RECORD EXCERPTS:
** start **

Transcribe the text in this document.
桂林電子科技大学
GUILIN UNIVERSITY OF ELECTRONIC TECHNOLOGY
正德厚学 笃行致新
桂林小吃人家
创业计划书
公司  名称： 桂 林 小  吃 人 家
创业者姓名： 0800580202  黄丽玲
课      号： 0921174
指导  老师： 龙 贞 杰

** end **

YOUR GOAL:
Output the entries exactly.

RESULT:
Transcribe the text in this document.
桂林電子科技大学
GUILIN UNIVERSITY OF ELECTRONIC TECHNOLOGY
正德厚学 笃行致新
桂林小吃人家
创业计划书
公司  名称： 桂 林 小  吃 人 家
创业者姓名： 0800580202  黄丽玲
课      号： 0921174
指导  老师： 龙 贞 杰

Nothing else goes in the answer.